— REQUIRED WORK —
Return the listing below in full, with every line exactly as it is.

"""

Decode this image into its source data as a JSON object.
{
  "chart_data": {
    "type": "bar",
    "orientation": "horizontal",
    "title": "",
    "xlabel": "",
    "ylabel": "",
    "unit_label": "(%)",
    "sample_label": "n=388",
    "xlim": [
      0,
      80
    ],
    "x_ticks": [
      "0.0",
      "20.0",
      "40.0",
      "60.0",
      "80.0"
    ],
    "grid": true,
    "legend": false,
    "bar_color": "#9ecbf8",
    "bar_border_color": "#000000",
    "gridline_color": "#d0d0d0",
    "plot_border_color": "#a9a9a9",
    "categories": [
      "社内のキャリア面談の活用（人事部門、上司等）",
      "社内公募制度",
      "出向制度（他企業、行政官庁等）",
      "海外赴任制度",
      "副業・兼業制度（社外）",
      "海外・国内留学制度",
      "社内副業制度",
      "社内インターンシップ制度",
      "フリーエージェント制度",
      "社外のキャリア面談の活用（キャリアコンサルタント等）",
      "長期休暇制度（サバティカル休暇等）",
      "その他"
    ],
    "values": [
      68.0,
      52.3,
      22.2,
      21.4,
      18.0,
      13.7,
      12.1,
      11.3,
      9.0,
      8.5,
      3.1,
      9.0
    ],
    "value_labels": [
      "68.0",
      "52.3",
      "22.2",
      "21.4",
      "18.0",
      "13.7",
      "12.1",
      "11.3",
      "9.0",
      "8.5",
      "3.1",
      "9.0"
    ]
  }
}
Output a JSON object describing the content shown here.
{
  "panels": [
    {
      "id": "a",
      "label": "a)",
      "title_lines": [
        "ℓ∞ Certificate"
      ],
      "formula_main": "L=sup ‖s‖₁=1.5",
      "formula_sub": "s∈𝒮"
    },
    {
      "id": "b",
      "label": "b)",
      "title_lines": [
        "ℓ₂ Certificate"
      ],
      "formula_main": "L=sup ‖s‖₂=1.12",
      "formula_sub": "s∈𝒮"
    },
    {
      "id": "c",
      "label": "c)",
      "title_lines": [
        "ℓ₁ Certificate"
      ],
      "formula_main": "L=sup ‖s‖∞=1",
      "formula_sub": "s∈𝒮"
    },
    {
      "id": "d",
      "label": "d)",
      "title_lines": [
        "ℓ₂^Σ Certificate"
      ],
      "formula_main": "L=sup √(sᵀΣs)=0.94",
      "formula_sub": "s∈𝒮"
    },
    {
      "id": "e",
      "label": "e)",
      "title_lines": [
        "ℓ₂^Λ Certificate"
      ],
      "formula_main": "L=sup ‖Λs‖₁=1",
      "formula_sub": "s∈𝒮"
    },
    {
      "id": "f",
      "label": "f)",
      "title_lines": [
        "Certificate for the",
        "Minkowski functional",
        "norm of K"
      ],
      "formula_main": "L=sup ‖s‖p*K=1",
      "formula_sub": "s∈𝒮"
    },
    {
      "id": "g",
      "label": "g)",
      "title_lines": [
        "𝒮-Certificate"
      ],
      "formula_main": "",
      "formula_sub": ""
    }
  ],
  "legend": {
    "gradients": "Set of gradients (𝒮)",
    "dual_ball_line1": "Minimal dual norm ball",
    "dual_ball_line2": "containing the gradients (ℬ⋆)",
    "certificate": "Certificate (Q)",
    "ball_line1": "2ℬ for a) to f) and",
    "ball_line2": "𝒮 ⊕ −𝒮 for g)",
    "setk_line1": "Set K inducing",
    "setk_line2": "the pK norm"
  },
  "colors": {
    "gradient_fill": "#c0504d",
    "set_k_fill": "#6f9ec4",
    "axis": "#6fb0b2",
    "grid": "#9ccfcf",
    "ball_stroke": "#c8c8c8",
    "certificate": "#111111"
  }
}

"""

— SOLUTION —
Decode this image into its source data as a JSON object.
{
  "chart_data": {
    "type": "bar",
    "orientation": "horizontal",
    "title": "",
    "xlabel": "",
    "ylabel": "",
    "unit_label": "(%)",
    "sample_label": "n=388",
    "xlim": [
      0,
      80
    ],
    "x_ticks": [
      "0.0",
      "20.0",
      "40.0",
      "60.0",
      "80.0"
    ],
    "grid": true,
    "legend": false,
    "bar_color": "#9ecbf8",
    "bar_border_color": "#000000",
    "gridline_color": "#d0d0d0",
    "plot_border_color": "#a9a9a9",
    "categories": [
      "社内のキャリア面談の活用（人事部門、上司等）",
      "社内公募制度",
      "出向制度（他企業、行政官庁等）",
      "海外赴任制度",
      "副業・兼業制度（社外）",
      "海外・国内留学制度",
      "社内副業制度",
      "社内インターンシップ制度",
      "フリーエージェント制度",
      "社外のキャリア面談の活用（キャリアコンサルタント等）",
      "長期休暇制度（サバティカル休暇等）",
      "その他"
    ],
    "values": [
      68.0,
      52.3,
      22.2,
      21.4,
      18.0,
      13.7,
      12.1,
      11.3,
      9.0,
      8.5,
      3.1,
      9.0
    ],
    "value_labels": [
      "68.0",
      "52.3",
      "22.2",
      "21.4",
      "18.0",
      "13.7",
      "12.1",
      "11.3",
      "9.0",
      "8.5",
      "3.1",
      "9.0"
    ]
  }
}
Output a JSON object describing the content shown here.
{
  "panels": [
    {
      "id": "a",
      "label": "a)",
      "title_lines": [
        "ℓ∞ Certificate"
      ],
      "formula_main": "L=sup ‖s‖₁=1.5",
      "formula_sub": "s∈𝒮"
    },
    {
      "id": "b",
      "label": "b)",
      "title_lines": [
        "ℓ₂ Certificate"
      ],
      "formula_main": "L=sup ‖s‖₂=1.12",
      "formula_sub": "s∈𝒮"
    },
    {
      "id": "c",
      "label": "c)",
      "title_lines": [
        "ℓ₁ Certificate"
      ],
      "formula_main": "L=sup ‖s‖∞=1",
      "formula_sub": "s∈𝒮"
    },
    {
      "id": "d",
      "label": "d)",
      "title_lines": [
        "ℓ₂^Σ Certificate"
      ],
      "formula_main": "L=sup √(sᵀΣs)=0.94",
      "formula_sub": "s∈𝒮"
    },
    {
      "id": "e",
      "label": "e)",
      "title_lines": [
        "ℓ₂^Λ Certificate"
      ],
      "formula_main": "L=sup ‖Λs‖₁=1",
      "formula_sub": "s∈𝒮"
    },
    {
      "id": "f",
      "label": "f)",
      "title_lines": [
        "Certificate for the",
        "Minkowski functional",
        "norm of K"
      ],
      "formula_main": "L=sup ‖s‖p*K=1",
      "formula_sub": "s∈𝒮"
    },
    {
      "id": "g",
      "label": "g)",
      "title_lines": [
        "𝒮-Certificate"
      ],
      "formula_main": "",
      "formula_sub": ""
    }
  ],
  "legend": {
    "gradients": "Set of gradients (𝒮)",
    "dual_ball_line1": "Minimal dual norm ball",
    "dual_ball_line2": "containing the gradients (ℬ⋆)",
    "certificate": "Certificate (Q)",
    "ball_line1": "2ℬ for a) to f) and",
    "ball_line2": "𝒮 ⊕ −𝒮 for g)",
    "setk_line1": "Set K inducing",
    "setk_line2": "the pK norm"
  },
  "colors": {
    "gradient_fill": "#c0504d",
    "set_k_fill": "#6f9ec4",
    "axis": "#6fb0b2",
    "grid": "#9ccfcf",
    "ball_stroke": "#c8c8c8",
    "certificate": "#111111"
  }
}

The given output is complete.